There are many different types of houses and buildings. Some look pathetic and disgusting, others small and graceful. Some were built on the blood of ancestors, some were built by order, and some were built with the owner’s own hands. But not only are there different houses, but also different doors. Some doors are made of wood or metal, others are made of glass, but it is not important what these houses look like or what their doors are made of. What is important is what is inside and behind them. This story will focus on one of the houses which deviates from what we have come to expect from the same gray old buildings of our daily routines. Here a person can become lost in a place that cannot be described in simple words, but one just has to witness it. A museum and circus, a haven for acrobats and LGBTQ + communities, a haunted house, and a place where time stands still: The Gregangelo Museum. A place where every time I wanted to escape from the hustle and bustle and just contemplate, I could go and find myself along with something new every day. The place where I found another family.

:::

### Problems and tasks
1/ In the passage about houses and doors, what materials are doors said to be made of?
2/ Extend the passage about houses and doors, picking up after its final sentence.

[Item position entries]
:::

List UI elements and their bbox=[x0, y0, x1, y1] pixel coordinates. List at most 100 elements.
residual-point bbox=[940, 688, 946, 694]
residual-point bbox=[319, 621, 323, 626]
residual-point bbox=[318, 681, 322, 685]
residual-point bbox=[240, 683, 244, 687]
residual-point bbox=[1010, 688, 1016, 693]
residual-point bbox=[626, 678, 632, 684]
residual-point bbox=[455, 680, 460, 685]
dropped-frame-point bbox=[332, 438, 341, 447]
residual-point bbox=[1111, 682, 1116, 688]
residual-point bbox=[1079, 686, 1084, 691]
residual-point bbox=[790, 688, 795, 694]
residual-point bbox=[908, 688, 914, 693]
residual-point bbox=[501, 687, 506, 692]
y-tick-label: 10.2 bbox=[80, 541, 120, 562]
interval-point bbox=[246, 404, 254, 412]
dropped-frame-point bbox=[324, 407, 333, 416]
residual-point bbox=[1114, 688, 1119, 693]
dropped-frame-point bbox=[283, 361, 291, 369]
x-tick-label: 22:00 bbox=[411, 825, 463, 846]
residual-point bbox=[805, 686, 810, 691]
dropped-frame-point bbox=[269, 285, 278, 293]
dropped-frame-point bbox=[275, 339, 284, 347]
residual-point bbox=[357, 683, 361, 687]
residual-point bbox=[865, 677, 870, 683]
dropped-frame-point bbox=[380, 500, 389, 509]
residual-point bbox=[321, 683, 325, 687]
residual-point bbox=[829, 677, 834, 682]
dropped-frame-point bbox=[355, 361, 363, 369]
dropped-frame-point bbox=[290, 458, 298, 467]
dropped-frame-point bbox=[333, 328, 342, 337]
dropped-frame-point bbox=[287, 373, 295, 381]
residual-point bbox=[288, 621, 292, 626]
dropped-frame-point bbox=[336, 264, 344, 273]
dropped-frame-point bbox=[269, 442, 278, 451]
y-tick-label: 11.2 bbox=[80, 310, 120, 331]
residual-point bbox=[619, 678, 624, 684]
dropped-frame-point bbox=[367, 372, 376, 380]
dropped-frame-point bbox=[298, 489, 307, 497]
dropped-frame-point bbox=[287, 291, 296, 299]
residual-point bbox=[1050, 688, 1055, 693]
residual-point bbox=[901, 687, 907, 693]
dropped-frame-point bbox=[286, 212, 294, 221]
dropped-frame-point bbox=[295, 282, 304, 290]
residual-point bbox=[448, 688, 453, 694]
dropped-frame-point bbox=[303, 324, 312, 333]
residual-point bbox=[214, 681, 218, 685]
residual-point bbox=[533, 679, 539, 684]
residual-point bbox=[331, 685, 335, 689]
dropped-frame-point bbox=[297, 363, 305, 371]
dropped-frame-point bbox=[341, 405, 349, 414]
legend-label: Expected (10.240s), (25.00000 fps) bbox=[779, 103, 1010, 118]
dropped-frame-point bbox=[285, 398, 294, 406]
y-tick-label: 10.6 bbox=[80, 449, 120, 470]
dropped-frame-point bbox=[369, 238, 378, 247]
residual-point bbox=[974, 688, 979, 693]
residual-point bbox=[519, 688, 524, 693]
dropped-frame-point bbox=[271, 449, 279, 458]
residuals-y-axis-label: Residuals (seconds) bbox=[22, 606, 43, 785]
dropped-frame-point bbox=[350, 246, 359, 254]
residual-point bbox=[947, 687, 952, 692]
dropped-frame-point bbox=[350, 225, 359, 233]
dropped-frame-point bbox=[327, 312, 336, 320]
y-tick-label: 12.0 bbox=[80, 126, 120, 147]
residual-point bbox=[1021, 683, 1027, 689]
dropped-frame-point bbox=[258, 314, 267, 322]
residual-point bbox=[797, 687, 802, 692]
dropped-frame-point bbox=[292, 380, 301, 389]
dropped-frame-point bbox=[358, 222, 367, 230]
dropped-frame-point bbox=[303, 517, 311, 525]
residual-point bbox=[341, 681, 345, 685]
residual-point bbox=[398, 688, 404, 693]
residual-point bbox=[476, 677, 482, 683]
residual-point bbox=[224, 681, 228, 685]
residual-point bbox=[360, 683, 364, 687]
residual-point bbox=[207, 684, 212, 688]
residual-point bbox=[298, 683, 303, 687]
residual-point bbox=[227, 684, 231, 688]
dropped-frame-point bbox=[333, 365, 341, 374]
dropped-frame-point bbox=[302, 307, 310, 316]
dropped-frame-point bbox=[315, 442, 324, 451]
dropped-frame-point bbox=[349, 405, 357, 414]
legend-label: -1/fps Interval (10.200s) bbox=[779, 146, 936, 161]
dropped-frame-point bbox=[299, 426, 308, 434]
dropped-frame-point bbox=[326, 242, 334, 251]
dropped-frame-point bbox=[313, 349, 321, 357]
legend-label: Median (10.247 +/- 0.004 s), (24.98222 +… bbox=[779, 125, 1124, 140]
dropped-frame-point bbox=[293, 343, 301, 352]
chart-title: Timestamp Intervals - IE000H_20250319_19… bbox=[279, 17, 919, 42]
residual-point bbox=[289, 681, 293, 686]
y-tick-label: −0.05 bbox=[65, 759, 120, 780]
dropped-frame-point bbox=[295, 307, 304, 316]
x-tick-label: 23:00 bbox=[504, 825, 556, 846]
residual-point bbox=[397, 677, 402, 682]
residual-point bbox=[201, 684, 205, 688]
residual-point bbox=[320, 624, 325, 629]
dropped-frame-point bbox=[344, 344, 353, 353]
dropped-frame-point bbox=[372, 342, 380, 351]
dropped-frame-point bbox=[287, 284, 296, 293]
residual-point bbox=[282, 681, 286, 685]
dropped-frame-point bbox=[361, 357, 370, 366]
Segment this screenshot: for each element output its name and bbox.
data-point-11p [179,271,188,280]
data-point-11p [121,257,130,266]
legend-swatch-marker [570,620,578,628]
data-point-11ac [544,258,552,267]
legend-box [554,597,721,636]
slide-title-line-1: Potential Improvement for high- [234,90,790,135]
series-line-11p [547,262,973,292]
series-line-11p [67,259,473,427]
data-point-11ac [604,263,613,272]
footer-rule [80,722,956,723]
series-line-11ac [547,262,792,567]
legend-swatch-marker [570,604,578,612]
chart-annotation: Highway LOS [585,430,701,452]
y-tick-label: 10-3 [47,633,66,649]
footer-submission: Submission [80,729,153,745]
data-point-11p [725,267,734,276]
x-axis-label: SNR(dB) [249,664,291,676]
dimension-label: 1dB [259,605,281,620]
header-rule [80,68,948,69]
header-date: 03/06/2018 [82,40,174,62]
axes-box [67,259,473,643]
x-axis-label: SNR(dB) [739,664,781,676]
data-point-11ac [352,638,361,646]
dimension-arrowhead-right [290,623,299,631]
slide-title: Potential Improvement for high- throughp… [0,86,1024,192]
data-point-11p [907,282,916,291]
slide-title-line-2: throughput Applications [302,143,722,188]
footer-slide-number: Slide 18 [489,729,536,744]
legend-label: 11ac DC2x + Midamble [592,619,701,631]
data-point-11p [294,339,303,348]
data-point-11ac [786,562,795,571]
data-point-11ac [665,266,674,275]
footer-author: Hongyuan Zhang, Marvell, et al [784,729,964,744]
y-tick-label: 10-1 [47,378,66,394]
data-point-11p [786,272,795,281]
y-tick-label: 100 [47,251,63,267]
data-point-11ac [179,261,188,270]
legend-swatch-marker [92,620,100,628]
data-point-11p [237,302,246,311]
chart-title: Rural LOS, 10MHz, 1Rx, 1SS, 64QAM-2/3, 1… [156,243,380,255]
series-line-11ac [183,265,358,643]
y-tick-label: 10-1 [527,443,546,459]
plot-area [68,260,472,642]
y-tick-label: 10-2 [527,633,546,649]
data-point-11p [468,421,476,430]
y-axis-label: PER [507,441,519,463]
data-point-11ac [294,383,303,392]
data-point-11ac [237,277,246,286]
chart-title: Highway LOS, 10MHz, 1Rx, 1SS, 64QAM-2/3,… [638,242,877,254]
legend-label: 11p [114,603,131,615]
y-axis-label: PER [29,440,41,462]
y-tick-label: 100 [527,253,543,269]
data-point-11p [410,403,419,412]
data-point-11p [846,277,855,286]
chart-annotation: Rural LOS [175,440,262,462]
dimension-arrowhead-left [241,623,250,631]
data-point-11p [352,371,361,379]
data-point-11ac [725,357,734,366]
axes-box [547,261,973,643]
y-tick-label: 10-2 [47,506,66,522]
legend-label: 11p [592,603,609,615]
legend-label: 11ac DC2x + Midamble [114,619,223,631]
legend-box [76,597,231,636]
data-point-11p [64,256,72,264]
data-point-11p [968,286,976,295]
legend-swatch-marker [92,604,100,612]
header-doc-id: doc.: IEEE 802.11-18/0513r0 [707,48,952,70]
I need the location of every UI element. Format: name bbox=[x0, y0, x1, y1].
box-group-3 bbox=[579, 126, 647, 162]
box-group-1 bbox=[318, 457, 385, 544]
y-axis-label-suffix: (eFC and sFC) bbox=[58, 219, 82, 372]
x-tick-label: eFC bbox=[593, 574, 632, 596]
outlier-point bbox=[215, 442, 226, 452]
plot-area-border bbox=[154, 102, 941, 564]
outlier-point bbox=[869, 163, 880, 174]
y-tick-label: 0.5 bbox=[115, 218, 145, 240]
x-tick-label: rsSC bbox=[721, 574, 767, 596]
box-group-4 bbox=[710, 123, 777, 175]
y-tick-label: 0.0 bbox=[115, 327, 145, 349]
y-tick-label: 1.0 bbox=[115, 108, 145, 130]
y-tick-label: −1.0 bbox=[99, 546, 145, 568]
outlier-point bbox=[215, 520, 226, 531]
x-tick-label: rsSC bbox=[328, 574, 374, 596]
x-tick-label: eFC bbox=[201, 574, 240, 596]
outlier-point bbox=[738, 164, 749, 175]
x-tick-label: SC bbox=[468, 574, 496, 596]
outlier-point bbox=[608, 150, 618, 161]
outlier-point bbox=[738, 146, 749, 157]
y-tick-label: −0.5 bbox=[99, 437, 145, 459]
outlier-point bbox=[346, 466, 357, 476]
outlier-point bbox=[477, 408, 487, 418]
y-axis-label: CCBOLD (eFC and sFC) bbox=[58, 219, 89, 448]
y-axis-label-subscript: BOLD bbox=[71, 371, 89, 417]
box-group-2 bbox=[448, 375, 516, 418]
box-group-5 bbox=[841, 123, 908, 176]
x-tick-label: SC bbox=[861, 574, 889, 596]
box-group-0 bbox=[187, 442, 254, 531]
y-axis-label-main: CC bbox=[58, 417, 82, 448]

:::

### The responses
1/ Wood, metal, or glass.

2/
This spot can not be called a museum or a circus, even if the official names “Gregangelo Museum” and Velocity Circus suggest such thoughts, but rather a synthesis of man and home. Everything that was built inside was not built by Greg himself, the owner of the house museum, an artist, and just a wonderful person. He took local artists in San Francisco to continuously build and rejuvenated the house. Every detail from a red circular piece of marble mosaic on the kitchen floor to every magic glass ball lying on the pillow near the entrance to the living room was created or found manually.


My unexpected appearance in this house happened, like every impressive event, by way of favorable circumstances. As an aspiring actor, I received an invitation from my actress friend to accompany her in an extravagant performance for an equally extravagant enterprise. A few days later I went to the official casting, although it was more like an interview. As I watched the incessant flow of people and cars on my way over, I thought about what I should say to the owner of the house- museum in order to impress him. As Twin Peaks towered over the road which lay along a winding road with one of the most beautiful views of San Francisco, I began to notice that I was in a more or less residential area and the likelihood that there was a museum nearby seemed to me almost zero, but still pushing my foot against the road, I suddenly saw a house that seemed to me completely tasteless.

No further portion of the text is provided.